— start Raw data —

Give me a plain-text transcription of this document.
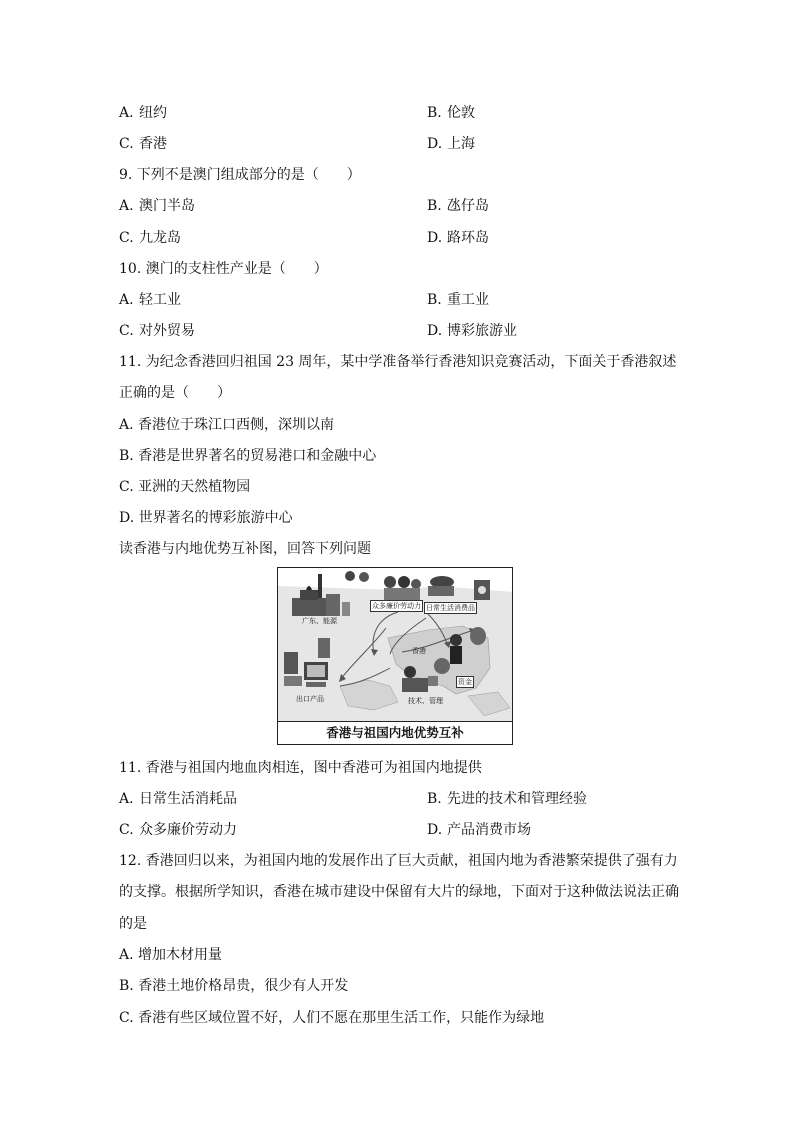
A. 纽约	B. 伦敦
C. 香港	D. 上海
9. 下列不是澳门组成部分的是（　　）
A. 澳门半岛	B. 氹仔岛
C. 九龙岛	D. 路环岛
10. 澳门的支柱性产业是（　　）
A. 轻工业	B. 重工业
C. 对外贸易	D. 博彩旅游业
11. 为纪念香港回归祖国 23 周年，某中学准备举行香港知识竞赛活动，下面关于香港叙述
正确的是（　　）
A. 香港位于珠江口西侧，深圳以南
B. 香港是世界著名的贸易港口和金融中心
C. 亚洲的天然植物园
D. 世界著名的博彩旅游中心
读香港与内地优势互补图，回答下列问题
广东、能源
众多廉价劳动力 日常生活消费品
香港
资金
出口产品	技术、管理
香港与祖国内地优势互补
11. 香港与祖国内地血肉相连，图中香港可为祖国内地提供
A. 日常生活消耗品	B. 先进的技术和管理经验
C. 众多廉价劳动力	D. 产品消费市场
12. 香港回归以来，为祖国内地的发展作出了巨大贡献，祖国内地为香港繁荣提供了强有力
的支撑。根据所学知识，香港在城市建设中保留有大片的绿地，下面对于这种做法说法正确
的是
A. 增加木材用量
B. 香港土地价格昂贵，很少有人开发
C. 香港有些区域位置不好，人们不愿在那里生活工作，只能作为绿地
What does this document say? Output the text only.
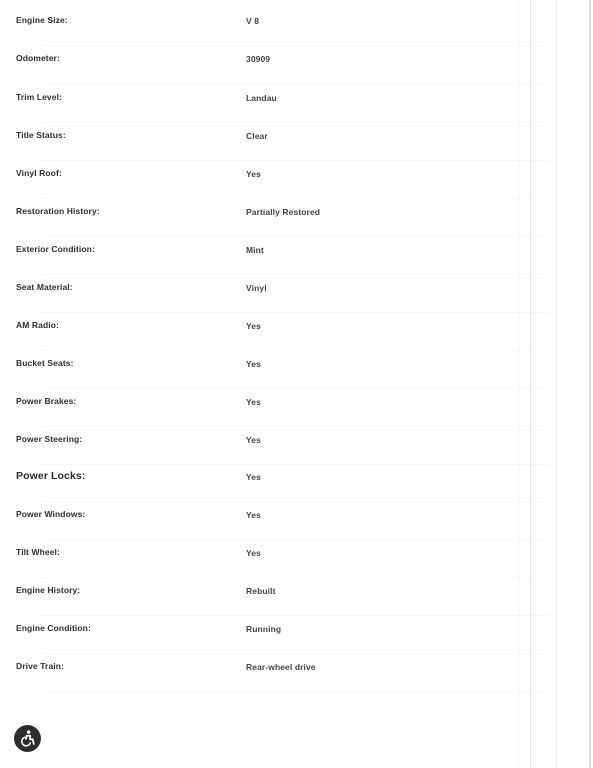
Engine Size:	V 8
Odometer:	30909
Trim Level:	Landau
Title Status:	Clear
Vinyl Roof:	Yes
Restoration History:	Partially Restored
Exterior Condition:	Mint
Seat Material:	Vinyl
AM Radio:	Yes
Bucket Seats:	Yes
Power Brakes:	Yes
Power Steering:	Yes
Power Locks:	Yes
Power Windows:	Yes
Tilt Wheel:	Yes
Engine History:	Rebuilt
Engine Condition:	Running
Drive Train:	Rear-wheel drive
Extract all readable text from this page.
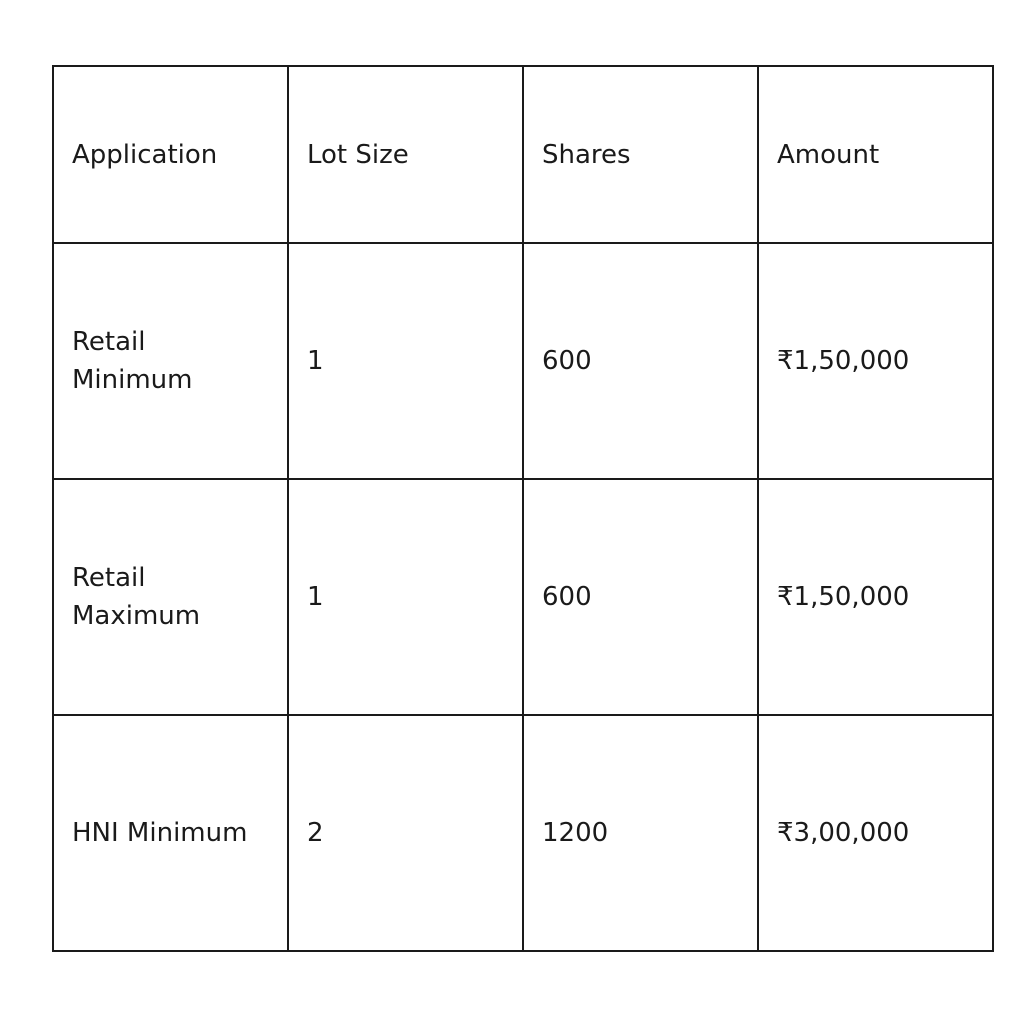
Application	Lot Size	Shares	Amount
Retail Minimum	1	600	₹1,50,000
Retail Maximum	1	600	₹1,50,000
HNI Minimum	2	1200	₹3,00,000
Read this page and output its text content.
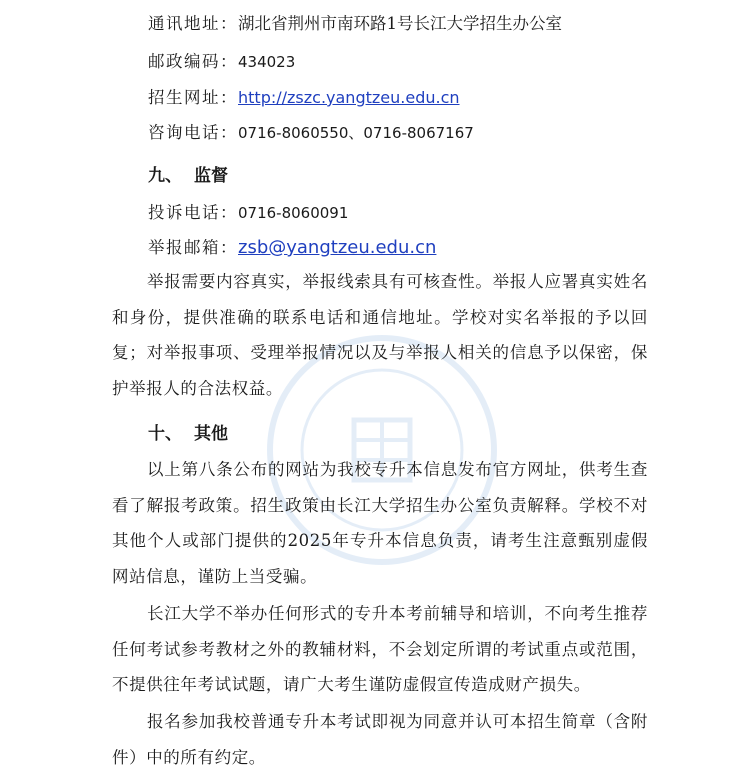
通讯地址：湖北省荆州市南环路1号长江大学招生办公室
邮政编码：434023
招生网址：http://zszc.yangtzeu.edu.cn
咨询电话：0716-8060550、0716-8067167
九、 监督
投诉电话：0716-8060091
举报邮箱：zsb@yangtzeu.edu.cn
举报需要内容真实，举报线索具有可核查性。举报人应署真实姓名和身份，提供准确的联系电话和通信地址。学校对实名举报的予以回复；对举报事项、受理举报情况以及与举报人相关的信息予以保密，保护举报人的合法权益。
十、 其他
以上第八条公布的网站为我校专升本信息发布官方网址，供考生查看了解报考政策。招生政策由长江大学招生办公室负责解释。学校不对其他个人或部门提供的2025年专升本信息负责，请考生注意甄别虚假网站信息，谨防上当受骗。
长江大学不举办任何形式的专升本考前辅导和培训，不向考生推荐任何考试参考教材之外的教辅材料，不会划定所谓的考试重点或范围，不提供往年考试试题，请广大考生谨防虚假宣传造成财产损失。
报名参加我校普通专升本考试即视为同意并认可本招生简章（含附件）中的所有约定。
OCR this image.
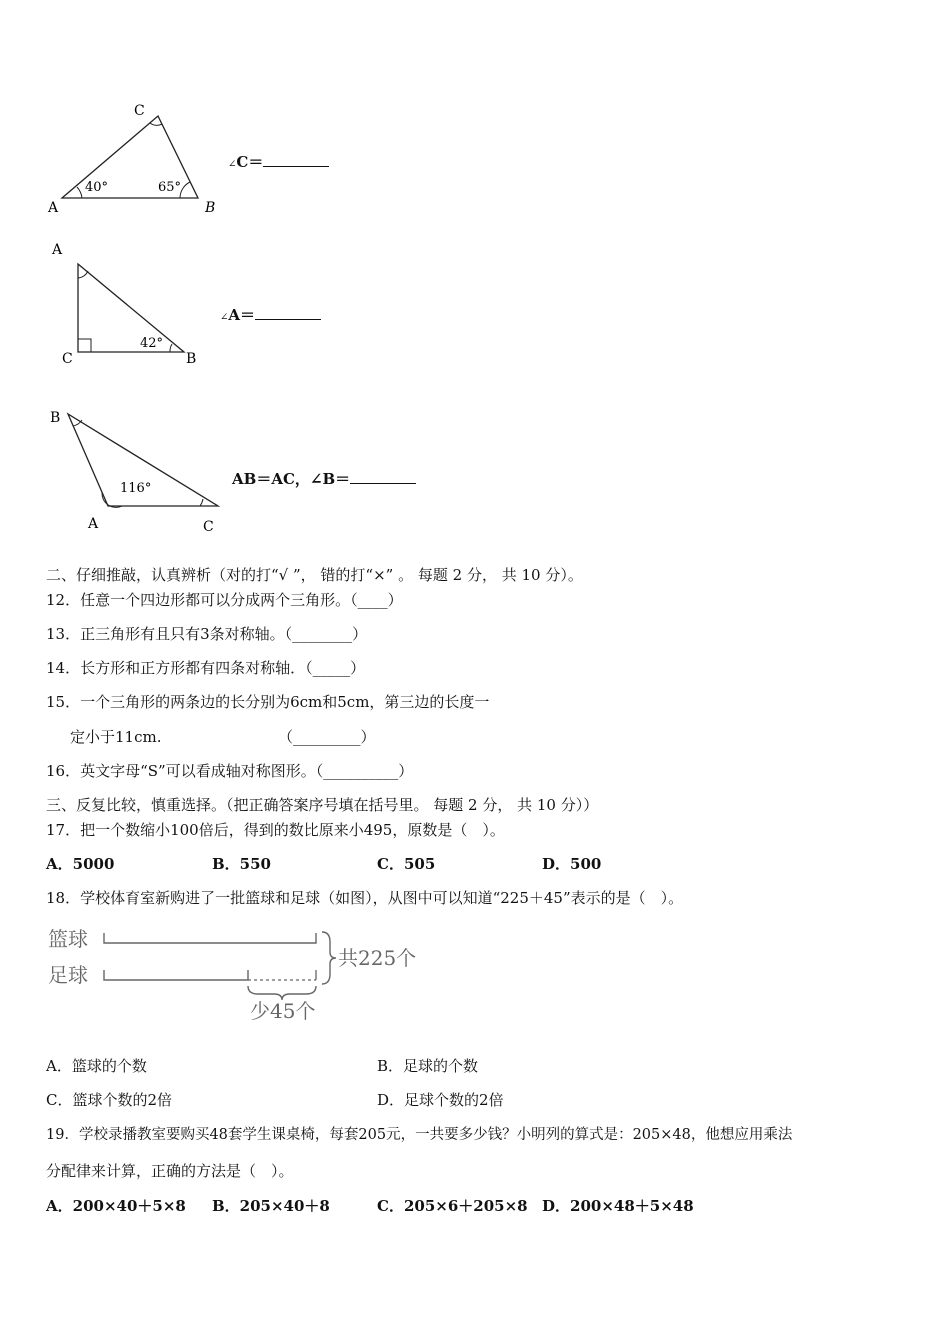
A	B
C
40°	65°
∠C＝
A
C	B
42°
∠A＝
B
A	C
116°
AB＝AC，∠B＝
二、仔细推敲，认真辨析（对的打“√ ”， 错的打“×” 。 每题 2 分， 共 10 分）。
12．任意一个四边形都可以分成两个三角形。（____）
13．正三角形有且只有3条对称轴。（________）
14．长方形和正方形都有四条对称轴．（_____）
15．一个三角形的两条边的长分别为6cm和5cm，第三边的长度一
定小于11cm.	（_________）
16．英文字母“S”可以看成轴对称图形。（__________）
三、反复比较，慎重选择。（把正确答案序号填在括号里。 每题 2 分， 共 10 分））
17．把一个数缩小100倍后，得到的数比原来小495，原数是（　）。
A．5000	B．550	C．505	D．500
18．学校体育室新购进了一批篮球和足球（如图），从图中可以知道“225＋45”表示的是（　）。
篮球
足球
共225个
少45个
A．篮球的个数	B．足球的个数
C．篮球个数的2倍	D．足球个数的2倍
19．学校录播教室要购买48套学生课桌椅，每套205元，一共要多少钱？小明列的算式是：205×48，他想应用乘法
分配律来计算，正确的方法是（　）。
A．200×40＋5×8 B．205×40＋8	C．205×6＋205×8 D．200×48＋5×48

— end Raw data —

Job
Set down the complete material exactly, but do not include the images.

Output
Give me a plain-text transcription of this document.
A. 纽约	B. 伦敦
C. 香港	D. 上海
9. 下列不是澳门组成部分的是（　　）
A. 澳门半岛	B. 氹仔岛
C. 九龙岛	D. 路环岛
10. 澳门的支柱性产业是（　　）
A. 轻工业	B. 重工业
C. 对外贸易	D. 博彩旅游业
11. 为纪念香港回归祖国 23 周年，某中学准备举行香港知识竞赛活动，下面关于香港叙述
正确的是（　　）
A. 香港位于珠江口西侧，深圳以南
B. 香港是世界著名的贸易港口和金融中心
C. 亚洲的天然植物园
D. 世界著名的博彩旅游中心
读香港与内地优势互补图，回答下列问题
广东、能源
众多廉价劳动力 日常生活消费品
香港
资金
出口产品	技术、管理
香港与祖国内地优势互补
11. 香港与祖国内地血肉相连，图中香港可为祖国内地提供
A. 日常生活消耗品	B. 先进的技术和管理经验
C. 众多廉价劳动力	D. 产品消费市场
12. 香港回归以来，为祖国内地的发展作出了巨大贡献，祖国内地为香港繁荣提供了强有力
的支撑。根据所学知识，香港在城市建设中保留有大片的绿地，下面对于这种做法说法正确
的是
A. 增加木材用量
B. 香港土地价格昂贵，很少有人开发
C. 香港有些区域位置不好，人们不愿在那里生活工作，只能作为绿地
What does this document say? Output the text only.
Engine Size:	V 8
Odometer:	30909
Trim Level:	Landau
Title Status:	Clear
Vinyl Roof:	Yes
Restoration History:	Partially Restored
Exterior Condition:	Mint
Seat Material:	Vinyl
AM Radio:	Yes
Bucket Seats:	Yes
Power Brakes:	Yes
Power Steering:	Yes
Power Locks:	Yes
Power Windows:	Yes
Tilt Wheel:	Yes
Engine History:	Rebuilt
Engine Condition:	Running
Drive Train:	Rear-wheel drive
Extract all readable text from this page.
Application	Lot Size	Shares	Amount
Retail Minimum	1	600	₹1,50,000
Retail Maximum	1	600	₹1,50,000
HNI Minimum	2	1200	₹3,00,000
Read this page and output its text content.
通讯地址：湖北省荆州市南环路1号长江大学招生办公室
邮政编码：434023
招生网址：http://zszc.yangtzeu.edu.cn
咨询电话：0716-8060550、0716-8067167
九、 监督
投诉电话：0716-8060091
举报邮箱：zsb@yangtzeu.edu.cn
举报需要内容真实，举报线索具有可核查性。举报人应署真实姓名和身份，提供准确的联系电话和通信地址。学校对实名举报的予以回复；对举报事项、受理举报情况以及与举报人相关的信息予以保密，保护举报人的合法权益。
十、 其他
以上第八条公布的网站为我校专升本信息发布官方网址，供考生查看了解报考政策。招生政策由长江大学招生办公室负责解释。学校不对其他个人或部门提供的2025年专升本信息负责，请考生注意甄别虚假网站信息，谨防上当受骗。
长江大学不举办任何形式的专升本考前辅导和培训，不向考生推荐任何考试参考教材之外的教辅材料，不会划定所谓的考试重点或范围，不提供往年考试试题，请广大考生谨防虚假宣传造成财产损失。
报名参加我校普通专升本考试即视为同意并认可本招生简章（含附件）中的所有约定。
OCR this image.
A	B
C
40°	65°
∠C＝
A
C	B
42°
∠A＝
B
A	C
116°
AB＝AC，∠B＝
二、仔细推敲，认真辨析（对的打“√ ”， 错的打“×” 。 每题 2 分， 共 10 分）。
12．任意一个四边形都可以分成两个三角形。（____）
13．正三角形有且只有3条对称轴。（________）
14．长方形和正方形都有四条对称轴．（_____）
15．一个三角形的两条边的长分别为6cm和5cm，第三边的长度一
定小于11cm.	（_________）
16．英文字母“S”可以看成轴对称图形。（__________）
三、反复比较，慎重选择。（把正确答案序号填在括号里。 每题 2 分， 共 10 分））
17．把一个数缩小100倍后，得到的数比原来小495，原数是（　）。
A．5000	B．550	C．505	D．500
18．学校体育室新购进了一批篮球和足球（如图），从图中可以知道“225＋45”表示的是（　）。
篮球
足球
共225个
少45个
A．篮球的个数	B．足球的个数
C．篮球个数的2倍	D．足球个数的2倍
19．学校录播教室要购买48套学生课桌椅，每套205元，一共要多少钱？小明列的算式是：205×48，他想应用乘法
分配律来计算，正确的方法是（　）。
A．200×40＋5×8 B．205×40＋8	C．205×6＋205×8 D．200×48＋5×48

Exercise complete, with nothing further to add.